» Given records
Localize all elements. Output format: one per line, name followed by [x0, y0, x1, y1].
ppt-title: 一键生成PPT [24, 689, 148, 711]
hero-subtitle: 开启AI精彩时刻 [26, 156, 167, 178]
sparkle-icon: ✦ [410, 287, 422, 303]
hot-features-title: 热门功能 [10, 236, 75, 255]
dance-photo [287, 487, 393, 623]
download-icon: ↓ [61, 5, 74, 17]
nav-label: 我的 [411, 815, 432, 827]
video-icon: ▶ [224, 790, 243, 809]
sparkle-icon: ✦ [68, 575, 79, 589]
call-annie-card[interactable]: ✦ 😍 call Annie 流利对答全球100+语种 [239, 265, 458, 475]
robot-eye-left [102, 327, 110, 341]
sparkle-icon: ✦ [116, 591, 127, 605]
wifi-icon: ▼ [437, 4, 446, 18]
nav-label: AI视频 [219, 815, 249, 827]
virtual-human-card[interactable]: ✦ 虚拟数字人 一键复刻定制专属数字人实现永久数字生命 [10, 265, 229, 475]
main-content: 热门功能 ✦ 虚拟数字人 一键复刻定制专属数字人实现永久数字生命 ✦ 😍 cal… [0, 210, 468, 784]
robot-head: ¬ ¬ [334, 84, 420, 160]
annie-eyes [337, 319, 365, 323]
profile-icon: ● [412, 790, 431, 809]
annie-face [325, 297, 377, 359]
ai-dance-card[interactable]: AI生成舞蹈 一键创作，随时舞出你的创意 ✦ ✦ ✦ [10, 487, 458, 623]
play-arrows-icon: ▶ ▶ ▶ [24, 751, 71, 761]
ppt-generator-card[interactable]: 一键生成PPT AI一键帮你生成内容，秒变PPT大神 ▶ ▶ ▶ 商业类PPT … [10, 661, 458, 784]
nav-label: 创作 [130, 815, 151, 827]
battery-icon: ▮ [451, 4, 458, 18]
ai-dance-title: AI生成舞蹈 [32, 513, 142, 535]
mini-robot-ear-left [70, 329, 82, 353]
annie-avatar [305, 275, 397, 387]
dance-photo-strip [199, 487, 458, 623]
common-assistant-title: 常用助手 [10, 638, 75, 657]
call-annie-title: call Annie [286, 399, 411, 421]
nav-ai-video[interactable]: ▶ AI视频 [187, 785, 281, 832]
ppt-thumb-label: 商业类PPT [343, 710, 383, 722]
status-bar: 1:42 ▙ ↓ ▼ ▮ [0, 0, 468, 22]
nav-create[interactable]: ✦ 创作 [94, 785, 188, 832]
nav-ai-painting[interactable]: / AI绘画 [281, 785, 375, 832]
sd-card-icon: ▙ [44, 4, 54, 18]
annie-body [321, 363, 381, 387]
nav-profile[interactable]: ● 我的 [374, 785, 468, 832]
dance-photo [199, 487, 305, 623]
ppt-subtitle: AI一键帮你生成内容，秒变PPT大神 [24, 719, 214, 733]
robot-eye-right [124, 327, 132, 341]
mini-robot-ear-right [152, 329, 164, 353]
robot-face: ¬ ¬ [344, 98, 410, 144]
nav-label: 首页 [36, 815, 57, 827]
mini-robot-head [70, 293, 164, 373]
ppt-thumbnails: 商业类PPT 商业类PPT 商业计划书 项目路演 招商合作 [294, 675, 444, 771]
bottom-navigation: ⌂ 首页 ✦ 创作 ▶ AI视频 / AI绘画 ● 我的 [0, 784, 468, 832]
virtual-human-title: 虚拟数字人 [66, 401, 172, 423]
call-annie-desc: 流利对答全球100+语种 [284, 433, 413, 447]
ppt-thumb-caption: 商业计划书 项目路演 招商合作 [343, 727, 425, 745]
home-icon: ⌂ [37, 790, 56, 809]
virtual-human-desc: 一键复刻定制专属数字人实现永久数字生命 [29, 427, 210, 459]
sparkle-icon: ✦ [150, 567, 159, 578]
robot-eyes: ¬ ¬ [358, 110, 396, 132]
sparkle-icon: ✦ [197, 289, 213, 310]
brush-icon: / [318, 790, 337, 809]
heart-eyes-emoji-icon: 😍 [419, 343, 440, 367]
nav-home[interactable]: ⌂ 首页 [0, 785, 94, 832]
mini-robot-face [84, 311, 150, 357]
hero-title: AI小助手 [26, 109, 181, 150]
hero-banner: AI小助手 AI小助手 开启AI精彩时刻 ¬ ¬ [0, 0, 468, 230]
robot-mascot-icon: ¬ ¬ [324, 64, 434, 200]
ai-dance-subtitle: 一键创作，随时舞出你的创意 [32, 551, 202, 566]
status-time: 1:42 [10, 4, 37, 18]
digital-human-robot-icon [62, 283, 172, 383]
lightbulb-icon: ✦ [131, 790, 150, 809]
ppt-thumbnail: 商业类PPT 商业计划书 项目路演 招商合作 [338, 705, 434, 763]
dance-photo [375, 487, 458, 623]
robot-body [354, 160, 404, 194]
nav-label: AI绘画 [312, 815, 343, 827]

» Written exercise
Arrange the data, starting at the first line and ending at the line containing "sparkle-icon: ✦ [68, 575, 79, 589]", as a Markdown table with the columns Row and Line, giving each line's number under Row and leaving out any blank lines.

» Solution for this exercise
| Row | Line |
|---|---|
| 1 | Localize all elements. Output format: one per line, name followed by [x0, y0, x1, y1]. |
| 2 | ppt-title: 一键生成PPT [24, 689, 148, 711] |
| 3 | hero-subtitle: 开启AI精彩时刻 [26, 156, 167, 178] |
| 4 | sparkle-icon: ✦ [410, 287, 422, 303] |
| 5 | hot-features-title: 热门功能 [10, 236, 75, 255] |
| 6 | dance-photo [287, 487, 393, 623] |
| 7 | download-icon: ↓ [61, 5, 74, 17] |
| 8 | nav-label: 我的 [411, 815, 432, 827] |
| 9 | video-icon: ▶ [224, 790, 243, 809] |
| 10 | sparkle-icon: ✦ [68, 575, 79, 589] |